- What is expected
For each line of the data below that holds "Confidence", copy the line.

__________

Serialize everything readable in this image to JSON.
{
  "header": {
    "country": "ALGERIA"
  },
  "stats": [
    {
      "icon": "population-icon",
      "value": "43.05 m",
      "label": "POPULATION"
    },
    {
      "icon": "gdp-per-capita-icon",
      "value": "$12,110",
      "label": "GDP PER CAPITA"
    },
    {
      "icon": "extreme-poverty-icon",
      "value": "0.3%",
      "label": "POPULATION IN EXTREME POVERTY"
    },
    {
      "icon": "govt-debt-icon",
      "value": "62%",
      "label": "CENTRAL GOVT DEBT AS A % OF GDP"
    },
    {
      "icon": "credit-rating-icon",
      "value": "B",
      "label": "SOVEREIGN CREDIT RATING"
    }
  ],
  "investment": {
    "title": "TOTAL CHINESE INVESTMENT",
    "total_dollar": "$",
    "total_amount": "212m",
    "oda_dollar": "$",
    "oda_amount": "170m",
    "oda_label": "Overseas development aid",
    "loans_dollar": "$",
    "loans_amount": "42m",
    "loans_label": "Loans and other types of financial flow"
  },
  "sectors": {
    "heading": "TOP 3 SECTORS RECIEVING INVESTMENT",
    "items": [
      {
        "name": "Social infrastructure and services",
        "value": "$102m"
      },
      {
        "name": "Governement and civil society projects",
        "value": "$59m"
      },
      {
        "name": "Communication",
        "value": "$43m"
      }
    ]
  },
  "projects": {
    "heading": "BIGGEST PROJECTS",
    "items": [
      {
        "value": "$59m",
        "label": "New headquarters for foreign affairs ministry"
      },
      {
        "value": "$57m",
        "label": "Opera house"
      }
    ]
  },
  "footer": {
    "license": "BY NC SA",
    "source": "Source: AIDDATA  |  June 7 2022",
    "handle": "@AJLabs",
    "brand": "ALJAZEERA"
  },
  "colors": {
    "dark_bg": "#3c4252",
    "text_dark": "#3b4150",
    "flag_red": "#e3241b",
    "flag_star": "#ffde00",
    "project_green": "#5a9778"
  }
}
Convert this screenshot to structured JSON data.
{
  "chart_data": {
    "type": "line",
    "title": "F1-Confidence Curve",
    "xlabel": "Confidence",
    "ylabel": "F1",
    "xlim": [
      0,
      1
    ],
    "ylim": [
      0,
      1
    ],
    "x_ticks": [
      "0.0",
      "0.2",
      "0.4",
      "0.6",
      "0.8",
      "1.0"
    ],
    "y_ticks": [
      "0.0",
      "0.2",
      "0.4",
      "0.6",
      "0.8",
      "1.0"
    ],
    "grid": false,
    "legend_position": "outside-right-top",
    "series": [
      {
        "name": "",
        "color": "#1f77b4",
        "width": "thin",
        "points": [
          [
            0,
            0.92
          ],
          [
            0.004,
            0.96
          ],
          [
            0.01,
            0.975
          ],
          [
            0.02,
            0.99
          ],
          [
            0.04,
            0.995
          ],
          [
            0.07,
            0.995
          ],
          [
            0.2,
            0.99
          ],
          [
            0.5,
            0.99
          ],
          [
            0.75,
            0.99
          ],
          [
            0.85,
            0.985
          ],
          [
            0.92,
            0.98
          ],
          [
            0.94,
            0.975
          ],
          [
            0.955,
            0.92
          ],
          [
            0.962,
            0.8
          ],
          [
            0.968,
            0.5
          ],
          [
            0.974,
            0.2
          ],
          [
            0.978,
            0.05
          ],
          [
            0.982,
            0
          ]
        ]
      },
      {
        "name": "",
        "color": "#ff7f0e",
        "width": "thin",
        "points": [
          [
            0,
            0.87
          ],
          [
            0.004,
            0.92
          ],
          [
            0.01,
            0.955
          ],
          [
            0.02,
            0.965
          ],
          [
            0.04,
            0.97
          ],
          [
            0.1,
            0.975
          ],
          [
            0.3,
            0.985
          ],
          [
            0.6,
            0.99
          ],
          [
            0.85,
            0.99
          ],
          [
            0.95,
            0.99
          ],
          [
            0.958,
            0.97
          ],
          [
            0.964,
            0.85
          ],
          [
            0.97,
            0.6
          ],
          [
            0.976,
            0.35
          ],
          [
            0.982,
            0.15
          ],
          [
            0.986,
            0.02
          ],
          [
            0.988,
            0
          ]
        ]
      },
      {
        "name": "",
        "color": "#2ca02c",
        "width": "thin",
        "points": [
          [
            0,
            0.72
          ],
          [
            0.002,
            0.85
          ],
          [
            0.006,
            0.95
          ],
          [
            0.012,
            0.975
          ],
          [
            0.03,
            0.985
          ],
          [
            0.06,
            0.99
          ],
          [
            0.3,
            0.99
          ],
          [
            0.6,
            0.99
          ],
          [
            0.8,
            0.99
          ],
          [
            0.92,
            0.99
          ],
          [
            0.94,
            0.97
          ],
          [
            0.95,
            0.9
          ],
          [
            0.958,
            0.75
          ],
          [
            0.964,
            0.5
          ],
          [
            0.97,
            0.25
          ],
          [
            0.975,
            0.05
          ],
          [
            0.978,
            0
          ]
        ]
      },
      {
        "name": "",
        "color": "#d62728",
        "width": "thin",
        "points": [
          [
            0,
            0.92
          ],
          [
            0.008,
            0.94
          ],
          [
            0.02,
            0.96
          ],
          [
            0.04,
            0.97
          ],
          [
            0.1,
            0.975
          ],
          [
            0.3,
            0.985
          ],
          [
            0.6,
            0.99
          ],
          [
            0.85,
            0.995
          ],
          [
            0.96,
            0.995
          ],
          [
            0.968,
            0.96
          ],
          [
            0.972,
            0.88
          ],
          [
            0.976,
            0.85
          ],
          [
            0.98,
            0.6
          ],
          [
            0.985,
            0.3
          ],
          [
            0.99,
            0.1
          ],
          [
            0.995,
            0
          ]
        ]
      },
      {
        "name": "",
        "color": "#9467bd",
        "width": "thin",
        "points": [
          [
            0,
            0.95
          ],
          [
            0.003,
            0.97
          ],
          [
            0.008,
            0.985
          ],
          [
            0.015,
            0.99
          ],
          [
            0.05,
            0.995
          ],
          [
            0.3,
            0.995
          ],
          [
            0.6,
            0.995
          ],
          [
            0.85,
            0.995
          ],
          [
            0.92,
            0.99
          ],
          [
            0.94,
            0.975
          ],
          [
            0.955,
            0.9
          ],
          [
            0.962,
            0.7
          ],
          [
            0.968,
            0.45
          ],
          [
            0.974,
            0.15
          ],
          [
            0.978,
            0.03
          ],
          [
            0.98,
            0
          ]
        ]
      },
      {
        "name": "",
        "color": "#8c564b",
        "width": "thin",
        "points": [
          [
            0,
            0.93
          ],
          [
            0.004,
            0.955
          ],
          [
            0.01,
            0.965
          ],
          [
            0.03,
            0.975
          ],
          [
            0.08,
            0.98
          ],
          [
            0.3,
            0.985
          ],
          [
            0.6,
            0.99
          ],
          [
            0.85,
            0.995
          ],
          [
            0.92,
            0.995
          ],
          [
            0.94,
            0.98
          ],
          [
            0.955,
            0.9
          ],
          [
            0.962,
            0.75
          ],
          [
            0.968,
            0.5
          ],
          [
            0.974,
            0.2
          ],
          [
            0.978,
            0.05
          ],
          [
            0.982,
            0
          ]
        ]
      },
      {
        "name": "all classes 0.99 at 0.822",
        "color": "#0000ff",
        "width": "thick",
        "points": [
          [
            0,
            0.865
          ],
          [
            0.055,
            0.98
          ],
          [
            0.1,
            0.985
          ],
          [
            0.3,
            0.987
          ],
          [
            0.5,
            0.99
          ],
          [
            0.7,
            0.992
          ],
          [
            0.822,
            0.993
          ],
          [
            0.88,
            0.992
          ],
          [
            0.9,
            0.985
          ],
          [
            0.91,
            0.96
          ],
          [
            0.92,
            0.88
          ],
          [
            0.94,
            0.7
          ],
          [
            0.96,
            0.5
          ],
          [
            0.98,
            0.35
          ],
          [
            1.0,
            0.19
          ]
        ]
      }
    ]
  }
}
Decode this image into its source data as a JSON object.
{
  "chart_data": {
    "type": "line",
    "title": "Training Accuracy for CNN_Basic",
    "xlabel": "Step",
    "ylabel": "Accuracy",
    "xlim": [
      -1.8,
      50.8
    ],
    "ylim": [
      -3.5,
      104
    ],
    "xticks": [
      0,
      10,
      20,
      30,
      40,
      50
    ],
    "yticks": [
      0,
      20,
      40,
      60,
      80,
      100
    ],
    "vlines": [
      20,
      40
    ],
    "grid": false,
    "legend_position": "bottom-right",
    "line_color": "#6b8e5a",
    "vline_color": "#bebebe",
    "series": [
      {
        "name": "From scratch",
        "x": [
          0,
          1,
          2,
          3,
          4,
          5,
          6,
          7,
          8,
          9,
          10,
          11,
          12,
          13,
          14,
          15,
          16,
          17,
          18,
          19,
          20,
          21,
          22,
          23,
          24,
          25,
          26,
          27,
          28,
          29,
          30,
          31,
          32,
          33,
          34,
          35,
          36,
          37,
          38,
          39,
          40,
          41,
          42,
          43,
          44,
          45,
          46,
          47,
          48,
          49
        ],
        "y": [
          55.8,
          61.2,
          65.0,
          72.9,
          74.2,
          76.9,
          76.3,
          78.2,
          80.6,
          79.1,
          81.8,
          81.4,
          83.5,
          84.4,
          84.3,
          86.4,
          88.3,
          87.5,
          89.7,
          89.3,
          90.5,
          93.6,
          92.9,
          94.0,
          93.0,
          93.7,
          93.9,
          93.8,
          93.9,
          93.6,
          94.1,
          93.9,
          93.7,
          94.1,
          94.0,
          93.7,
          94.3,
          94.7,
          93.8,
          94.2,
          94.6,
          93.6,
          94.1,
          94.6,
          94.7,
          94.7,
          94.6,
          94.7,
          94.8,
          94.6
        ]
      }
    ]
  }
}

__________

- Solution below
    "title": "F1-Confidence Curve",
    "xlabel": "Confidence",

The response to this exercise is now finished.